* begin GIVEN DATA *

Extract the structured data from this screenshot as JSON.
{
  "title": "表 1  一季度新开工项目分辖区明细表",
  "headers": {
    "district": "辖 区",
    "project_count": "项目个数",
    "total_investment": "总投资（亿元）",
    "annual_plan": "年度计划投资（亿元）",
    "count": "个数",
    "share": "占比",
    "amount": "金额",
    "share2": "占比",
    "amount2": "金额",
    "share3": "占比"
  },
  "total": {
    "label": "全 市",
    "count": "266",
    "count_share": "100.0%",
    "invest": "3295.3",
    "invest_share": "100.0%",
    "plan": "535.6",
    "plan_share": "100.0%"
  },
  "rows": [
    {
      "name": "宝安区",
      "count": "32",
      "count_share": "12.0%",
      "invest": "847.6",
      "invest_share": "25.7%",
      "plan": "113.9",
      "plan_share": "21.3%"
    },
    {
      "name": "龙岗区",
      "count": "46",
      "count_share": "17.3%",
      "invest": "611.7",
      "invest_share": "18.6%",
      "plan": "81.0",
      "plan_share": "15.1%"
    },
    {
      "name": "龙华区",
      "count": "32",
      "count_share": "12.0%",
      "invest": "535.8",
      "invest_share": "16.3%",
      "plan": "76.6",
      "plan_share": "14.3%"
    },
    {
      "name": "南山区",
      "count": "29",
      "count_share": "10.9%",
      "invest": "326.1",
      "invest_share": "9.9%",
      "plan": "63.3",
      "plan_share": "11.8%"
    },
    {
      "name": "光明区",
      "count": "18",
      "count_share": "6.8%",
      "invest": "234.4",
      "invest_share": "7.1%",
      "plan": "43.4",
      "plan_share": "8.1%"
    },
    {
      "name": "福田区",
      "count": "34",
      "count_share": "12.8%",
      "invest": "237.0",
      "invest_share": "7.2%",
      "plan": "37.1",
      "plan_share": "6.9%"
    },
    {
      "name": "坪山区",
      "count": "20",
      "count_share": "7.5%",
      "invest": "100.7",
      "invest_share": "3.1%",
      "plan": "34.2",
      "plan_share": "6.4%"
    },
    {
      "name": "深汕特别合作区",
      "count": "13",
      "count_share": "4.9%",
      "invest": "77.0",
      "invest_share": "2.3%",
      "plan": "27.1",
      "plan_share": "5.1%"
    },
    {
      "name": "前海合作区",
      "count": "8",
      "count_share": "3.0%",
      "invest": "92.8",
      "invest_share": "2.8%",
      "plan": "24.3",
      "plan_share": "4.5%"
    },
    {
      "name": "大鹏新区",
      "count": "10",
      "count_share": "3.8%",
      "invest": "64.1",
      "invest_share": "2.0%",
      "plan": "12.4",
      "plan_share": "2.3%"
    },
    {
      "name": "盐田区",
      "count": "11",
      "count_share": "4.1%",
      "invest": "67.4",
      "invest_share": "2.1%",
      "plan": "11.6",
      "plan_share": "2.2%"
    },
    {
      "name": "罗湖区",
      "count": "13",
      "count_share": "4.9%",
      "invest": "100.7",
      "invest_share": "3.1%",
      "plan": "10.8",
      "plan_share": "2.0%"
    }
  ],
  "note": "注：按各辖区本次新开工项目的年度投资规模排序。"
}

* end GIVEN DATA *
* begin GIVEN DATA *

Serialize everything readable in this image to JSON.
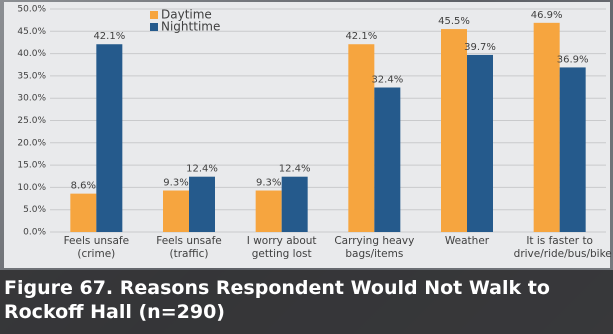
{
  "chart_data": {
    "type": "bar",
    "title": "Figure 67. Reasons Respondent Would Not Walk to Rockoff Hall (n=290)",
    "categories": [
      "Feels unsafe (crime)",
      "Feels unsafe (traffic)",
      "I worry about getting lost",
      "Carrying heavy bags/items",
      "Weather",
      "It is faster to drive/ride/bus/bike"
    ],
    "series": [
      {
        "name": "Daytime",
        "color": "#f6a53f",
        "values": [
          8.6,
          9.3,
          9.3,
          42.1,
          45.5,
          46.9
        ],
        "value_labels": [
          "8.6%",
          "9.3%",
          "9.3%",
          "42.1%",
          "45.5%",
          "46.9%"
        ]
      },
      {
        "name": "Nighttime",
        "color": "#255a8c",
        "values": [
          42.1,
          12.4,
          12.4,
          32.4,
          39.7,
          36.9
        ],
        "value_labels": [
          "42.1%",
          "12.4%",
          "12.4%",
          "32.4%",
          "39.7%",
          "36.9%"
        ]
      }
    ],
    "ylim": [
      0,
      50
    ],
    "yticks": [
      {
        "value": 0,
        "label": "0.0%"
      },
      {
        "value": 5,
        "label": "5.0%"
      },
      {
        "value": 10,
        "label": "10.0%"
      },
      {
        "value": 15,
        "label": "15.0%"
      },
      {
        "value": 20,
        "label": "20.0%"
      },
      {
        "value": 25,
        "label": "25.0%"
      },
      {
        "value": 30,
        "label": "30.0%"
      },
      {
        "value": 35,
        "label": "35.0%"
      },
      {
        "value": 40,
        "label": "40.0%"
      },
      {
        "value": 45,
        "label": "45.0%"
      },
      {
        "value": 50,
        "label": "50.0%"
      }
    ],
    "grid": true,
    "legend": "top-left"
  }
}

* end GIVEN DATA *
* begin GIVEN DATA *

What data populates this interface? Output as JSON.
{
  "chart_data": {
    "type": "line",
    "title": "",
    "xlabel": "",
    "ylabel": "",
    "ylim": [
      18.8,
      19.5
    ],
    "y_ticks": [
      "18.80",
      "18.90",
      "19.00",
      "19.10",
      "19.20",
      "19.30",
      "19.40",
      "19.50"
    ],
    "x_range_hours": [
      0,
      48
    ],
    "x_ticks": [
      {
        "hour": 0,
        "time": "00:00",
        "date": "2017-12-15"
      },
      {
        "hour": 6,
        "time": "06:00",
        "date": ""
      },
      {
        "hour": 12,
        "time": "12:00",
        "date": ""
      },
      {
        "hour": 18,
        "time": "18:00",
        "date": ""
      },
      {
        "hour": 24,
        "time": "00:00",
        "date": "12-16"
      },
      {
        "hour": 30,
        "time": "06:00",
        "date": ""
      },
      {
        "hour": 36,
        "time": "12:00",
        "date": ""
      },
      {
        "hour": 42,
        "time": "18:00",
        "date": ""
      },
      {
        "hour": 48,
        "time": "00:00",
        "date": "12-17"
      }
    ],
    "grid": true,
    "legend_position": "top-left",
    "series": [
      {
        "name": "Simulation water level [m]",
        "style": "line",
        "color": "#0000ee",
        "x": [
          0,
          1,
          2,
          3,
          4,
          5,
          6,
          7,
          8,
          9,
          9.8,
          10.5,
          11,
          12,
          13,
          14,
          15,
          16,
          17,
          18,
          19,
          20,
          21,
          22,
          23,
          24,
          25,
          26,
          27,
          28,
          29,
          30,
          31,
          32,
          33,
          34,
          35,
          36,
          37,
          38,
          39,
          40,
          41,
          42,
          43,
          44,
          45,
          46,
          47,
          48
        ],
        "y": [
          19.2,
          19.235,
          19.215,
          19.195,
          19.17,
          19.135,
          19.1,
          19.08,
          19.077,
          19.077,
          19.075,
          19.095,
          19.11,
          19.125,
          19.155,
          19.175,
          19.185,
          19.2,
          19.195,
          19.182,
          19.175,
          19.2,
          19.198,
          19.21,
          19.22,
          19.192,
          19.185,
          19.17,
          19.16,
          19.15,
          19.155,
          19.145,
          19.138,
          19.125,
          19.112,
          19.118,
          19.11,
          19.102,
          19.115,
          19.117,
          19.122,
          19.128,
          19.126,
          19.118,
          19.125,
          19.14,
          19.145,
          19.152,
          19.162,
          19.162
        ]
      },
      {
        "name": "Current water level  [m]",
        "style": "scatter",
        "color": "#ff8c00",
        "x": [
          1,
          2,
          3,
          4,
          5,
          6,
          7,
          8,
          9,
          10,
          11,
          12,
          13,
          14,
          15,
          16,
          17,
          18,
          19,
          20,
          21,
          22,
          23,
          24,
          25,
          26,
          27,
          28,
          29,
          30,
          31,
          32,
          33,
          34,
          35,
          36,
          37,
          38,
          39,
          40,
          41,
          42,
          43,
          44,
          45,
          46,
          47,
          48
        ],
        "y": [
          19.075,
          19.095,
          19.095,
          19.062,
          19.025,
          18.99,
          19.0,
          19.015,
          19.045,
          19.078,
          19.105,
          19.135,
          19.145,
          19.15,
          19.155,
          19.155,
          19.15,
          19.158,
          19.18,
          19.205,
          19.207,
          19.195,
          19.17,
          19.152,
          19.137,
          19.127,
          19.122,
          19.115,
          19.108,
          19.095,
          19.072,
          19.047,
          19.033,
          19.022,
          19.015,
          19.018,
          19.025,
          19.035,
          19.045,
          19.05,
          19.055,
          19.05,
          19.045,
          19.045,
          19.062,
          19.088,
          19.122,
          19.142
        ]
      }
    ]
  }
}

* end GIVEN DATA *

▸ TASK DIRECTIONS
Check the data for the word "unsafe" and pull out the lines that have it.

▸ ANSWER TO THE TASK
      "Feels unsafe (crime)",
      "Feels unsafe (traffic)",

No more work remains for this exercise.